Written task:
Work through the material below line by line and say how many lines include the word "资料来源". Only the number, please.
**** Provided data
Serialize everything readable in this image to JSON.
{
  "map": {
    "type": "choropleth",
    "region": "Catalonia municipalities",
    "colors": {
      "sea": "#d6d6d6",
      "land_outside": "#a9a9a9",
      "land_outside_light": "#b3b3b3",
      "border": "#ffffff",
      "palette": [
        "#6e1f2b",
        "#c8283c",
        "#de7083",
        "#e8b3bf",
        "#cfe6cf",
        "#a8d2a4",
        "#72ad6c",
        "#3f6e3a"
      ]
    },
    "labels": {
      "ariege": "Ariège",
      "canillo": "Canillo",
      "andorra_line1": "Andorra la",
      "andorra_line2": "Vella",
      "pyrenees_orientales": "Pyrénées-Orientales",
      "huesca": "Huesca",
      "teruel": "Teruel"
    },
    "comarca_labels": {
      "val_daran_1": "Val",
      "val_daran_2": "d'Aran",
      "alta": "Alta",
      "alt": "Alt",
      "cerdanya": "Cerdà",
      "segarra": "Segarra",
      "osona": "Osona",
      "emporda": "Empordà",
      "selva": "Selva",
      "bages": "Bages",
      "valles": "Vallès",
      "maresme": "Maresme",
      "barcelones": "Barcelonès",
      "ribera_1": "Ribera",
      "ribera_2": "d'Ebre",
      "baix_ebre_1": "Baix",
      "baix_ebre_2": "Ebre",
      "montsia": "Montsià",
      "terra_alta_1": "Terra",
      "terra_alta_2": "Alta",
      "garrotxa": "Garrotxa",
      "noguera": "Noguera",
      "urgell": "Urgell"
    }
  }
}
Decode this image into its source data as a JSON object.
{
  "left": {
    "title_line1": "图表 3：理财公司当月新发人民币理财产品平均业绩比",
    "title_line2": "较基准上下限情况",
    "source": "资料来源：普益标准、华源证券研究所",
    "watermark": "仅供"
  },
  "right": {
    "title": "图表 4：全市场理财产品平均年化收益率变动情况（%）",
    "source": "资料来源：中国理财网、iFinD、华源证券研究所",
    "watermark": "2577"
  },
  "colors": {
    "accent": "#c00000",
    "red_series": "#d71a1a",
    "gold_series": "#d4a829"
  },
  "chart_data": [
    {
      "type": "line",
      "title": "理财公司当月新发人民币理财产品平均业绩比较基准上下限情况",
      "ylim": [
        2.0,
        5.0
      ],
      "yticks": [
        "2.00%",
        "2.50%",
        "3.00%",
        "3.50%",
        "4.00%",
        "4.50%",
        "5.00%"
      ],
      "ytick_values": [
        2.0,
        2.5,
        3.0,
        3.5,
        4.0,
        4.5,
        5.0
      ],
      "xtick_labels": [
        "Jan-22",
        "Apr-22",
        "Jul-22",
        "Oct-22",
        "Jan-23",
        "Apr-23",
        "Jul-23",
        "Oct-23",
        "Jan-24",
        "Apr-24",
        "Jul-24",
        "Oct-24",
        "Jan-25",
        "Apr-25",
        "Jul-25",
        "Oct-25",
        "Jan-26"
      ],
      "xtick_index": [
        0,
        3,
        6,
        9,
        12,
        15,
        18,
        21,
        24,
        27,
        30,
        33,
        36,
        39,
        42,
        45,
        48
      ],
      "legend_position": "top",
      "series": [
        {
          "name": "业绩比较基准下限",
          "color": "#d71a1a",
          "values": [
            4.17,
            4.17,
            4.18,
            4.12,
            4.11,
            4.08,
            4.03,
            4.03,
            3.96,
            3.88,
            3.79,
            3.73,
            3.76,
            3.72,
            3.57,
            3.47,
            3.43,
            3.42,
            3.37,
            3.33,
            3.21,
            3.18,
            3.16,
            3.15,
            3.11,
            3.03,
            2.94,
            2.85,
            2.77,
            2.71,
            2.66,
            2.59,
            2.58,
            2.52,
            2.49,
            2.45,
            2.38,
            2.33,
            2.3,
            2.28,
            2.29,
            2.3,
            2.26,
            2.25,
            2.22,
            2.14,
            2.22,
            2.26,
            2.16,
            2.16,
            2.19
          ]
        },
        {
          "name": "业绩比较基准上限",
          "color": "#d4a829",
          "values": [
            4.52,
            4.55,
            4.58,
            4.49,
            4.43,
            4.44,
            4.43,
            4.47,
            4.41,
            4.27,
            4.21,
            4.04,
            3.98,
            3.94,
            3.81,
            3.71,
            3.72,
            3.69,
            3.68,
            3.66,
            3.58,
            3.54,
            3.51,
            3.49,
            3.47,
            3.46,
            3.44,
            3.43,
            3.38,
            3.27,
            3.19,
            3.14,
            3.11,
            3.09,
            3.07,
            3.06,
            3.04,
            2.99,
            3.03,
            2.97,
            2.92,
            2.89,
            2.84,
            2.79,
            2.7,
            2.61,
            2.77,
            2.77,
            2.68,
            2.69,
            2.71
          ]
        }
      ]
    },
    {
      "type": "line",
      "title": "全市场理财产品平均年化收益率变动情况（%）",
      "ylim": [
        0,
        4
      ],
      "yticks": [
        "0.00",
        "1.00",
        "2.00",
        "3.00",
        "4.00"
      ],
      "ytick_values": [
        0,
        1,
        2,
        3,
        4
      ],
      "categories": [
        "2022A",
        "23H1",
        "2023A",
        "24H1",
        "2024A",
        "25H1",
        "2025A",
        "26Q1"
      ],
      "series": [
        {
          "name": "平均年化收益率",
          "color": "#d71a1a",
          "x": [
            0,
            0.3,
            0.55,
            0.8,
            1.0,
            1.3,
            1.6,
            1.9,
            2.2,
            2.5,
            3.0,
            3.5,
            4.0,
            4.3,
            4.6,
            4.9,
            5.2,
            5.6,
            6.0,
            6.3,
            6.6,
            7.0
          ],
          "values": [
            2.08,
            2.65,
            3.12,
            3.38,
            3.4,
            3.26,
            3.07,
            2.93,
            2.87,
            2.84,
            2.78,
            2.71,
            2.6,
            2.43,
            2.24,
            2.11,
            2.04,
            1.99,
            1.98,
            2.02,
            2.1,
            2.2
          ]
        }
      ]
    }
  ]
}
********
Response for this exercise:
2